[Challenge]: Make a tally of the lines in the records that include the string "which", and give only that number.
# START OF Material shown
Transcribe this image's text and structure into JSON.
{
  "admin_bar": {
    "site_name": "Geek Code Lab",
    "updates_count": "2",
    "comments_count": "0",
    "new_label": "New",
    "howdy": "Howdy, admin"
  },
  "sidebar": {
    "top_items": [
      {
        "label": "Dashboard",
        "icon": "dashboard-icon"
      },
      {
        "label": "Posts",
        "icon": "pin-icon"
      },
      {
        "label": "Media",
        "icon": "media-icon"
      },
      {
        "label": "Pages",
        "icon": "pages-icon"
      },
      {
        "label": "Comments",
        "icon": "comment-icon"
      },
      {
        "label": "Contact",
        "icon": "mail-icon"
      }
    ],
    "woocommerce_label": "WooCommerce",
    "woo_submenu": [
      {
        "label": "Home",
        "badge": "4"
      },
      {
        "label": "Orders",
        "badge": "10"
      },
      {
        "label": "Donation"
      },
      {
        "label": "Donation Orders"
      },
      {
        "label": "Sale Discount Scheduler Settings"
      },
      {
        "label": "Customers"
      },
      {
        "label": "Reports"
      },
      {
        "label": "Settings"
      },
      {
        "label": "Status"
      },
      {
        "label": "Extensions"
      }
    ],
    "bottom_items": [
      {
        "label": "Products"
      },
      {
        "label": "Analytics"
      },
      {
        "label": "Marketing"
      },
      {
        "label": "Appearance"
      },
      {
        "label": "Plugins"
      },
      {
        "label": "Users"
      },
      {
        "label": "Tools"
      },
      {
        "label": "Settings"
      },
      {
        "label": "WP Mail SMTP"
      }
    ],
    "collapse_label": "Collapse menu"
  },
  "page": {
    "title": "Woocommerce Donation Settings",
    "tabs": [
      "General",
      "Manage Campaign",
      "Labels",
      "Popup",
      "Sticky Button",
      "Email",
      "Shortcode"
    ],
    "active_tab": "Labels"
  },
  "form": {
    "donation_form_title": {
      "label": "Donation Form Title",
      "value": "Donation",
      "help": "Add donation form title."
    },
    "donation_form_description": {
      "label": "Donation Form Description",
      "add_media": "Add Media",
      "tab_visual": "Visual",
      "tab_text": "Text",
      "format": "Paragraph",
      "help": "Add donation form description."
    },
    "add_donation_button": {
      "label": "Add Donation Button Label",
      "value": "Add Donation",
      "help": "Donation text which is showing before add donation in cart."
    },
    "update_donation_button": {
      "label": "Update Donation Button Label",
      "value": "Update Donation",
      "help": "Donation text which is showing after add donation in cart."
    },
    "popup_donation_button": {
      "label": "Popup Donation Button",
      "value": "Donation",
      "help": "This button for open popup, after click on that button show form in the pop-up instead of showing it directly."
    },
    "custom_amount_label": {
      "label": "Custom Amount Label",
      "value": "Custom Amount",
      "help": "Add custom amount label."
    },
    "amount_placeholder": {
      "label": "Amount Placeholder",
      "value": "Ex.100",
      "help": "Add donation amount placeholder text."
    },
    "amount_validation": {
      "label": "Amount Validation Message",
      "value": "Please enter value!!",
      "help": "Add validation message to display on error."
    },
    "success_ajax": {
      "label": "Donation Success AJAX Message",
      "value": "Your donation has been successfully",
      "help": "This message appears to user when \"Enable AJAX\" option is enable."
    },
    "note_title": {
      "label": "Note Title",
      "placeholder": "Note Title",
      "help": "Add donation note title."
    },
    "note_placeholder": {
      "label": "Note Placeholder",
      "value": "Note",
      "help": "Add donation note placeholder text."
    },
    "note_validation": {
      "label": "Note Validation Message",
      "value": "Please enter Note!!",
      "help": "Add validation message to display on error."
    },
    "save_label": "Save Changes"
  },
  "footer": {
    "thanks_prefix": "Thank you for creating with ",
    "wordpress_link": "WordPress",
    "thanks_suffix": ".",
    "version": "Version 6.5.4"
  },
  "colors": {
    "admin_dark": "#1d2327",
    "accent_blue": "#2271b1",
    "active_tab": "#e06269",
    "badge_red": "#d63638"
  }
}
# END OF Material shown
# START OF Material shown
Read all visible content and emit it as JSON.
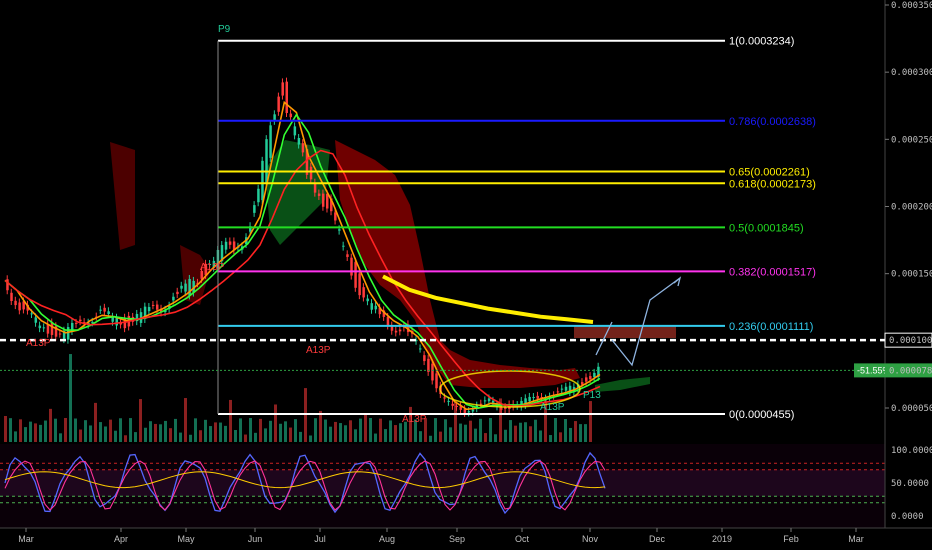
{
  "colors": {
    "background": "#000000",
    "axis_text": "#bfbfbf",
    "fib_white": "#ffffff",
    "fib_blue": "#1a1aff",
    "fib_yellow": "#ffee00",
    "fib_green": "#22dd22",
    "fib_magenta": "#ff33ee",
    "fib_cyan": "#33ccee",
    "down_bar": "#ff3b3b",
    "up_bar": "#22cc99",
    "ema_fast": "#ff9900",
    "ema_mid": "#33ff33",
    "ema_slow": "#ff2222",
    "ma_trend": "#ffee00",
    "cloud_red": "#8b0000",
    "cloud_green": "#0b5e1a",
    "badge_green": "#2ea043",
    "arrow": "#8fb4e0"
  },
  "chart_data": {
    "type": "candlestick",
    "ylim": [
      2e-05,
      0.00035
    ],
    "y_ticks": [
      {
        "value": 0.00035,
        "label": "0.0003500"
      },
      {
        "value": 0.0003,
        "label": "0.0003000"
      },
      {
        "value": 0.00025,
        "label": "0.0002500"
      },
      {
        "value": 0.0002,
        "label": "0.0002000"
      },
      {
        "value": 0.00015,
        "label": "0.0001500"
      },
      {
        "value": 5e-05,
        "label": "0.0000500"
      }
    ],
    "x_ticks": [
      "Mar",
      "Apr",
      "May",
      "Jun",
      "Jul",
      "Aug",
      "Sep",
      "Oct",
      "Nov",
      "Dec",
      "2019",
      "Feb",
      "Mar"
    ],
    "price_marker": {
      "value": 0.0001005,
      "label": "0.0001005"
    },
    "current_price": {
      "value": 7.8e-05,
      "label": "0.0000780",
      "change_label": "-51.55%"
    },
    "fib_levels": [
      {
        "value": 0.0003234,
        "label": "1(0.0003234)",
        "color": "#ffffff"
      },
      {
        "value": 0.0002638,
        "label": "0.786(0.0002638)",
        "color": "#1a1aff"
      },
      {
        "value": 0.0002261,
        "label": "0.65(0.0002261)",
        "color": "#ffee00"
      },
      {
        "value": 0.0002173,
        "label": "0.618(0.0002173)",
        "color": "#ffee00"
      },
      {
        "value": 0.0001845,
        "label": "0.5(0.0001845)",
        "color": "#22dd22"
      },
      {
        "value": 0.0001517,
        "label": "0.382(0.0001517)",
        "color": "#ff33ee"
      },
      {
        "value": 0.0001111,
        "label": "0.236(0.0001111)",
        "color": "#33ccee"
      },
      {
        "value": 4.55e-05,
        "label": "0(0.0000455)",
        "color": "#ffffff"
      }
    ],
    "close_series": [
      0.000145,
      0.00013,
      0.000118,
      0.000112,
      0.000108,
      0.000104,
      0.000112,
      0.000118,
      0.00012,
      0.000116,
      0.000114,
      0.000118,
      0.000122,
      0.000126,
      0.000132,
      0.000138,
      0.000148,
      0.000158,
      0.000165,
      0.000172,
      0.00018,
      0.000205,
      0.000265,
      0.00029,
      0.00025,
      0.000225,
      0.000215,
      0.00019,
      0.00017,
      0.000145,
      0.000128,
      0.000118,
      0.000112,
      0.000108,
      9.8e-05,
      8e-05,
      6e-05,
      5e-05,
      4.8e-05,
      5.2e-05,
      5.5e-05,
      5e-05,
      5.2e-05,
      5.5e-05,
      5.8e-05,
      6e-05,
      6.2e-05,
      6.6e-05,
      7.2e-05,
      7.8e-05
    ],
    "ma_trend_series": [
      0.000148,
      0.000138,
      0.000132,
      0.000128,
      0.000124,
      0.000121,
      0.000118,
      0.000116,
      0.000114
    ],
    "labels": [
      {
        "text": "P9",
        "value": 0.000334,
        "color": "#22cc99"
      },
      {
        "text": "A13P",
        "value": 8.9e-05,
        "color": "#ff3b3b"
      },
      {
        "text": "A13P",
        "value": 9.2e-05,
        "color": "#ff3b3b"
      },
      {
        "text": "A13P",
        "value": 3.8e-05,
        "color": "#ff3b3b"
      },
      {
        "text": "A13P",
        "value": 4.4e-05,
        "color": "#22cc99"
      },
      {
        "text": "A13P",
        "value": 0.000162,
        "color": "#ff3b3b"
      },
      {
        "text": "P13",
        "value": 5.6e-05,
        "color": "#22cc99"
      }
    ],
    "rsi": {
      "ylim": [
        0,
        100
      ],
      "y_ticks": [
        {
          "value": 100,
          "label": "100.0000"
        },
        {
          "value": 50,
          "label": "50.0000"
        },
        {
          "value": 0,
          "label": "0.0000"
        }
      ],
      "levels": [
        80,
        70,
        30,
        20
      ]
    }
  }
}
# END OF Material shown
# START OF Material shown
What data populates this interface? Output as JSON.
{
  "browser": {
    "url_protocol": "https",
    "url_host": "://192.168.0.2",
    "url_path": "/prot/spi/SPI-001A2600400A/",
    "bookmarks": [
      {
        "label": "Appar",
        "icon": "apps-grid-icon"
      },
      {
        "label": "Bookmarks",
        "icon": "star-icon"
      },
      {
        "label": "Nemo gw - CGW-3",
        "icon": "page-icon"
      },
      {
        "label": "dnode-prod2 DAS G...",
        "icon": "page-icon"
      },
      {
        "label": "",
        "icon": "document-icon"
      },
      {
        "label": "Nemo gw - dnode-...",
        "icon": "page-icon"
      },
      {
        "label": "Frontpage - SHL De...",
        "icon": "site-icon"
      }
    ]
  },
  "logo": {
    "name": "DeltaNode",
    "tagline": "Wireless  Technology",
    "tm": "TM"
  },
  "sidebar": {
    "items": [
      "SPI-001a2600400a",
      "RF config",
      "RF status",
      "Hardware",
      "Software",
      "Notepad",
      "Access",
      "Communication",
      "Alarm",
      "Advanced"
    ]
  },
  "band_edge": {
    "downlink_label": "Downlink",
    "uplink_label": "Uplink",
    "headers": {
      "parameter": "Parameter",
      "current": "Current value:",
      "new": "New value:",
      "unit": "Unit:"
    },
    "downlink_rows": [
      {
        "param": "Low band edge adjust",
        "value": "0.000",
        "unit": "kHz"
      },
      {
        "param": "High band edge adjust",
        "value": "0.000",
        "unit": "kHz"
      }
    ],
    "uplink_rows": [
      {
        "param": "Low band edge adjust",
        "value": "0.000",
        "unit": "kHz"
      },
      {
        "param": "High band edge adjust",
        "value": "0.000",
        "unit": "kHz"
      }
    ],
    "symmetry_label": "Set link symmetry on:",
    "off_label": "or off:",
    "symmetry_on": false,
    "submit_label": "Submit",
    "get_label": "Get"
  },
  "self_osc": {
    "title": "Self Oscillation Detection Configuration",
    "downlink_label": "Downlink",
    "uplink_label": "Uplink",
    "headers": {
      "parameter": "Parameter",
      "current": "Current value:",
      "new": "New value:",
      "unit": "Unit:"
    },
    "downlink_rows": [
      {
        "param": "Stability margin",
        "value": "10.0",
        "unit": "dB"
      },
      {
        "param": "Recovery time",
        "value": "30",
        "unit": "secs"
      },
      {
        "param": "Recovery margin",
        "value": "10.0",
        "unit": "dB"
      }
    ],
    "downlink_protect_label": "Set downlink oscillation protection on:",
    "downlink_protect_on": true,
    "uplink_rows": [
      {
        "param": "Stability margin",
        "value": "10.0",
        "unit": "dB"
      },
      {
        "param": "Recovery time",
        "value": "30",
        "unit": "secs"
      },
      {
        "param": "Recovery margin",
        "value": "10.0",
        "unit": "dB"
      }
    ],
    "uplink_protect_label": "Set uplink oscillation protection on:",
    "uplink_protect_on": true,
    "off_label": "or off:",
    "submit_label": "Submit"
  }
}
# END OF Material shown
[Output of the exercise]: 2